• Exercise instructions:
Which lines have the string "code"? Copy all of them from the entries below.
───── Records
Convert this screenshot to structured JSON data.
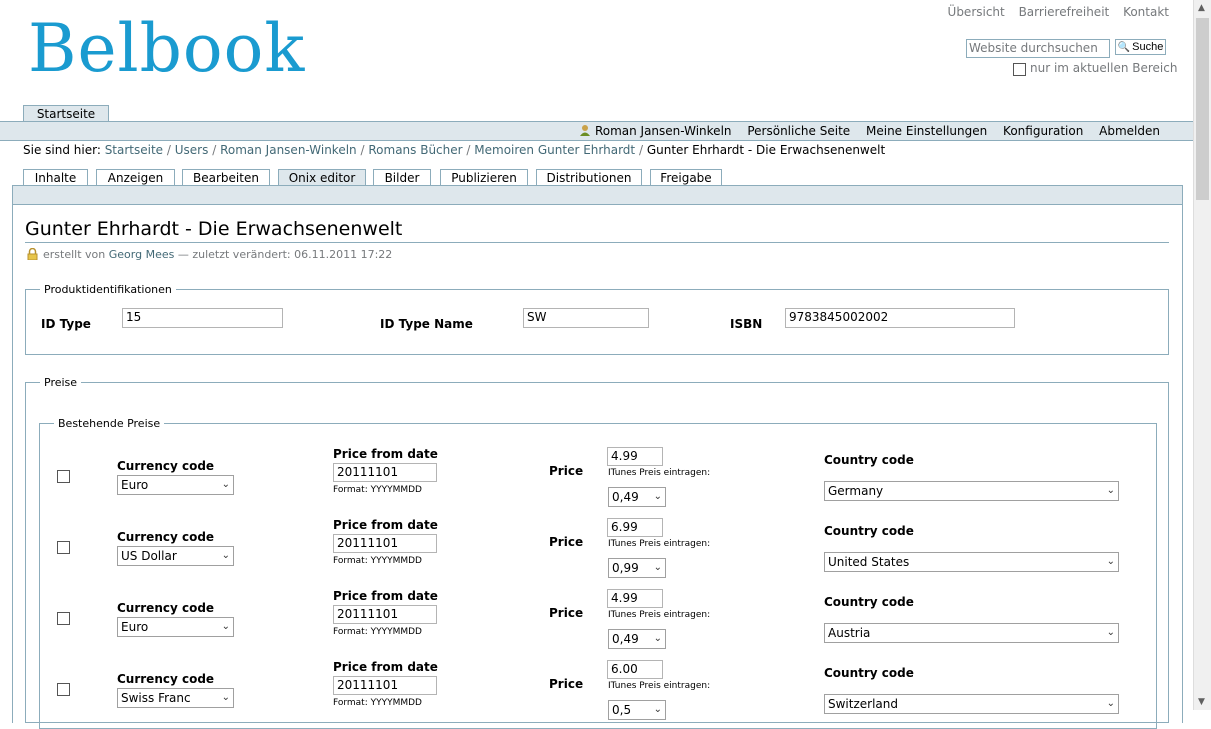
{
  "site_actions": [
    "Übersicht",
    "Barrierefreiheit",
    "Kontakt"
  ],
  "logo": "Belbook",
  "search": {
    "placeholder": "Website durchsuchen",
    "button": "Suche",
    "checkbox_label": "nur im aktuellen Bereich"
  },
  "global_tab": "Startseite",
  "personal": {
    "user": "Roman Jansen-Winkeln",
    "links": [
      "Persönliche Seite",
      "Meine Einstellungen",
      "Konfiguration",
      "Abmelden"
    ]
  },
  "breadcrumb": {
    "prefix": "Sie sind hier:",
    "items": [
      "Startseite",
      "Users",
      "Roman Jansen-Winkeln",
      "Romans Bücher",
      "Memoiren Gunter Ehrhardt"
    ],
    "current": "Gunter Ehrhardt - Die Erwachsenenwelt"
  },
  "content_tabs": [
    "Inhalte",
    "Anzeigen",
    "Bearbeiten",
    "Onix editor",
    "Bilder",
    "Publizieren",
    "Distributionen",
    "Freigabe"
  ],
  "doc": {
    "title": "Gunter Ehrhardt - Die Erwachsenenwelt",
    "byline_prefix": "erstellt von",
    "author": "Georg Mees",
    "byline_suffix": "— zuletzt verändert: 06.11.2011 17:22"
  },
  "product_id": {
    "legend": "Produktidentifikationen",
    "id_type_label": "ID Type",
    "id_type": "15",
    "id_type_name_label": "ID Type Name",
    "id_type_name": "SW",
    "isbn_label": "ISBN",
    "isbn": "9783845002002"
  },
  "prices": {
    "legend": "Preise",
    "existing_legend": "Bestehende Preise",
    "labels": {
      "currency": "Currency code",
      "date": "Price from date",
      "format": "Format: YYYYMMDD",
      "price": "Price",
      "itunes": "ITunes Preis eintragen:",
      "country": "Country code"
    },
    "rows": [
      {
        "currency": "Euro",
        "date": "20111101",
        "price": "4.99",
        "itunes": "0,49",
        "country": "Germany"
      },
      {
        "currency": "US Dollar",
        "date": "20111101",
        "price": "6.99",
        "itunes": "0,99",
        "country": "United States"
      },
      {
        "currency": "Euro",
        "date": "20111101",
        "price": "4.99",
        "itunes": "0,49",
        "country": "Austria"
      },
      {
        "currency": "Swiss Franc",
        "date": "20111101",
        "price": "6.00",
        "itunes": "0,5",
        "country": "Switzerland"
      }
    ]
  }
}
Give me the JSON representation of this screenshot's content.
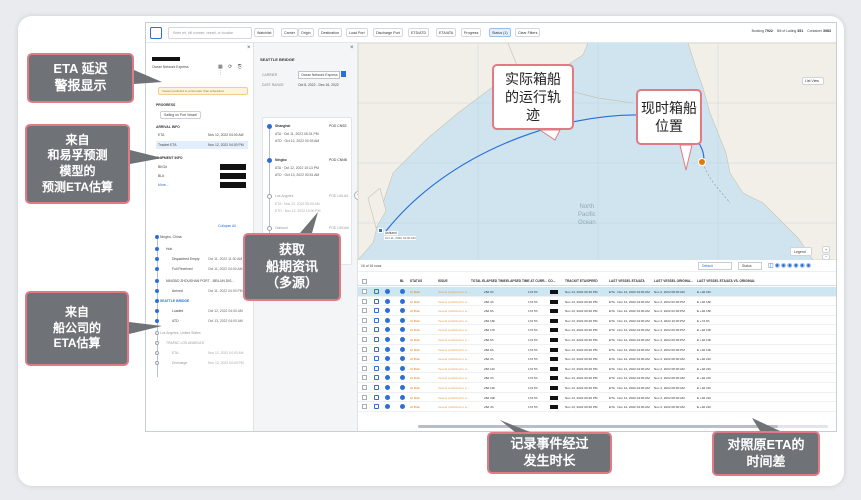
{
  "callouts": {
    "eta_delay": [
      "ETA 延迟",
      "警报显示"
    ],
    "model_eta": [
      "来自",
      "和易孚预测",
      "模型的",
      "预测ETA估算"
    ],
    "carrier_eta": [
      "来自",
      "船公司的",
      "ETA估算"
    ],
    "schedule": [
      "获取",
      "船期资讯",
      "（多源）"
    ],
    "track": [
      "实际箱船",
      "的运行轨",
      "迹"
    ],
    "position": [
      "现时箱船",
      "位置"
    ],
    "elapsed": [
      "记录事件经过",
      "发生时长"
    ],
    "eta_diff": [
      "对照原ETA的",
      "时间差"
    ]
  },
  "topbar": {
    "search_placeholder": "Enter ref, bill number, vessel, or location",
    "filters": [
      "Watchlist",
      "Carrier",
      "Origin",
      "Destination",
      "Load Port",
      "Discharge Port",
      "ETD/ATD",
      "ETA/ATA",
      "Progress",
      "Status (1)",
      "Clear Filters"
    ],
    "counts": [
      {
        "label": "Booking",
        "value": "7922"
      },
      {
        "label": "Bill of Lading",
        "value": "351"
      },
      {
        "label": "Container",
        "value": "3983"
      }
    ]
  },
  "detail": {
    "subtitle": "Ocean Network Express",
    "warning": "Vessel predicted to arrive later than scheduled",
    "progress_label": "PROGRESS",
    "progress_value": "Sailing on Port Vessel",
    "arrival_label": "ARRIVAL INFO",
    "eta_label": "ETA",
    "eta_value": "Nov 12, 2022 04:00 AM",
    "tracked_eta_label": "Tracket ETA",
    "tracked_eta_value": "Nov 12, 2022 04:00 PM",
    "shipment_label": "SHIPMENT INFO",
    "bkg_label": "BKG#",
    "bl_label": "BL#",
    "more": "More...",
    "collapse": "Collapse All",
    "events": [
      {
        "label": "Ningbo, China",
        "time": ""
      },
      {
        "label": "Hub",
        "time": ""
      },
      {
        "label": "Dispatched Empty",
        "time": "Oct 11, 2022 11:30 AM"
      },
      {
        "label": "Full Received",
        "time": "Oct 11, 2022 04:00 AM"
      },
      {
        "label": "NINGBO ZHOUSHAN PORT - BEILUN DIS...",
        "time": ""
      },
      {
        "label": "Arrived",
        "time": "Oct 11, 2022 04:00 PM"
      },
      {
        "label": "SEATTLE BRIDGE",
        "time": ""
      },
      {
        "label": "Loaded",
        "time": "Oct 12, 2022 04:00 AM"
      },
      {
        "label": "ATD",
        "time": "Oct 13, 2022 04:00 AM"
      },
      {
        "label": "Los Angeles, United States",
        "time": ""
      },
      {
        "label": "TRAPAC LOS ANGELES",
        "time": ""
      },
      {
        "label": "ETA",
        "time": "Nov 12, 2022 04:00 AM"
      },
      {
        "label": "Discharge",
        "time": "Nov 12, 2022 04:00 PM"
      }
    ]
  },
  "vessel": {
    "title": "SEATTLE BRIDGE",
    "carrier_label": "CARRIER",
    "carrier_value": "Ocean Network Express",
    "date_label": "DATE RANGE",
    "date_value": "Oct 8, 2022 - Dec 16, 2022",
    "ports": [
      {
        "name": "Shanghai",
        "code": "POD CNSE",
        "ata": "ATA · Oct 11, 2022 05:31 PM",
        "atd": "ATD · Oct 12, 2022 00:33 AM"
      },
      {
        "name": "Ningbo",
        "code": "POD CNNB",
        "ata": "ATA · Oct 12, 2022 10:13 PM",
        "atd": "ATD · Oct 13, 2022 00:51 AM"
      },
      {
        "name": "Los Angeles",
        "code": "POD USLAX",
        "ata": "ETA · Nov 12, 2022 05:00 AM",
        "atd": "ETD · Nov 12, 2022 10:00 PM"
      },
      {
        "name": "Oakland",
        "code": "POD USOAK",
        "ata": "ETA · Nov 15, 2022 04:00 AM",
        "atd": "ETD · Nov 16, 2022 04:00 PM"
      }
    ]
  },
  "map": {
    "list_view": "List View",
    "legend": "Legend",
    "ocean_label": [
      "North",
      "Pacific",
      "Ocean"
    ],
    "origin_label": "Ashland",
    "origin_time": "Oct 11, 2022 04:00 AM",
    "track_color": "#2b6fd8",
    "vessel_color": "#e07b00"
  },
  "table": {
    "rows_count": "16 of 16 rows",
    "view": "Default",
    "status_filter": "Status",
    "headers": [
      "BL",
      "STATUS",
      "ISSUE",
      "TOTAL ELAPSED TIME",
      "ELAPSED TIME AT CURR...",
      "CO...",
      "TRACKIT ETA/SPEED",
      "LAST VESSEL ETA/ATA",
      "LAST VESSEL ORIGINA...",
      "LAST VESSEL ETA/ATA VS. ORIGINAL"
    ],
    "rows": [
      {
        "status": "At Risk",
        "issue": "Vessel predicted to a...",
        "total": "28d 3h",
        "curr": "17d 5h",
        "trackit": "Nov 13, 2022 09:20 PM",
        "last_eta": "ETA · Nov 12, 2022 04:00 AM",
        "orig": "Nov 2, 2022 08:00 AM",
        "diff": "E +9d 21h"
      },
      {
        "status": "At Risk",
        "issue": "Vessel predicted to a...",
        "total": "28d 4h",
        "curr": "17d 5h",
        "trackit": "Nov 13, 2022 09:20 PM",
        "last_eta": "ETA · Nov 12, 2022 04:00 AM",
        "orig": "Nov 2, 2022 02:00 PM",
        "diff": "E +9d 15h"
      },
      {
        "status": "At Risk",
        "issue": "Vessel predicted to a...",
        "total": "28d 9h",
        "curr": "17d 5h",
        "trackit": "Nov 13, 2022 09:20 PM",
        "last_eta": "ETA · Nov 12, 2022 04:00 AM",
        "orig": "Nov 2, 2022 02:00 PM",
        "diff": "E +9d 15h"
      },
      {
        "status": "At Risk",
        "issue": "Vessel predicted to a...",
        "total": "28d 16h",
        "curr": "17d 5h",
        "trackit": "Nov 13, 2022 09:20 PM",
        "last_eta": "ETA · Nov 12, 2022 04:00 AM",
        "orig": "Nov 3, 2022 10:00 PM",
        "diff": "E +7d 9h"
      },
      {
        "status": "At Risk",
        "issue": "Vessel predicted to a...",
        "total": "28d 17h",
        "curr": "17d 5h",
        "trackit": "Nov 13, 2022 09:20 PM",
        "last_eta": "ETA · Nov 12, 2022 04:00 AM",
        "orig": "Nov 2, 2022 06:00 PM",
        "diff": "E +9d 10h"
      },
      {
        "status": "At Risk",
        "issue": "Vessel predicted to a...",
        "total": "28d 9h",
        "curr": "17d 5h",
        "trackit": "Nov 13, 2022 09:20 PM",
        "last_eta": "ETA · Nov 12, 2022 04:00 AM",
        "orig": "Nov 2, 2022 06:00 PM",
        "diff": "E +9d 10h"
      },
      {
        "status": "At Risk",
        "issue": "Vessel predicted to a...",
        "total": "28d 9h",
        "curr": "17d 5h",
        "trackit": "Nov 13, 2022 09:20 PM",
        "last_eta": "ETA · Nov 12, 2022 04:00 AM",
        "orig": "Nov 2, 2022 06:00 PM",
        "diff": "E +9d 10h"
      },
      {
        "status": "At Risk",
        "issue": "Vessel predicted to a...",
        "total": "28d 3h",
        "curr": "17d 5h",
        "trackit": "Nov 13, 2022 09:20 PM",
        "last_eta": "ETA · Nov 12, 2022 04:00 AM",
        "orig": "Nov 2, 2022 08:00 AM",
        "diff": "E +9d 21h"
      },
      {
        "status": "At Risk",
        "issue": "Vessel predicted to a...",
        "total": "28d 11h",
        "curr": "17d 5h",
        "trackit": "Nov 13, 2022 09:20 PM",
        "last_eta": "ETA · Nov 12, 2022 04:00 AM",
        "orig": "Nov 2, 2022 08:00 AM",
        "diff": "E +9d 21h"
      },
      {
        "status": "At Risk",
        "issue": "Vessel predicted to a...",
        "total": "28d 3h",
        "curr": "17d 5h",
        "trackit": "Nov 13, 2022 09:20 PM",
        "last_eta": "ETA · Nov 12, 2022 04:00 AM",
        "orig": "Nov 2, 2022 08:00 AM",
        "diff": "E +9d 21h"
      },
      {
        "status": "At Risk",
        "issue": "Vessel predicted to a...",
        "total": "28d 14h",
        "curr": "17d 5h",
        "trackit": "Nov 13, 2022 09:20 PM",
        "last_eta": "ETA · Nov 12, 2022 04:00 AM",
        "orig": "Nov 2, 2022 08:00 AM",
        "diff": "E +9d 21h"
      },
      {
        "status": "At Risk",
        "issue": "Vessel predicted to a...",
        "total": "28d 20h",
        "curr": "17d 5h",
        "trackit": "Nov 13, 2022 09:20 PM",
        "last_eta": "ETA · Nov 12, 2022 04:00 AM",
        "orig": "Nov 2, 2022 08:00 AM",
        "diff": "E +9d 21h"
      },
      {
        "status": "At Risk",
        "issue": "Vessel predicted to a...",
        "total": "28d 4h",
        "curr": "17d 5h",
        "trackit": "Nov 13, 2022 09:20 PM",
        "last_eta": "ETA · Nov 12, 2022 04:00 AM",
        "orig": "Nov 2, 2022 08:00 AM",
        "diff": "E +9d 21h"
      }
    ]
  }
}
──────────
• The answer:
      "currency": "Currency code",
      "country": "Country code"
        "code": "POD CNSE",
        "code": "POD CNNB",
        "code": "POD USLAX",
        "code": "POD USOAK",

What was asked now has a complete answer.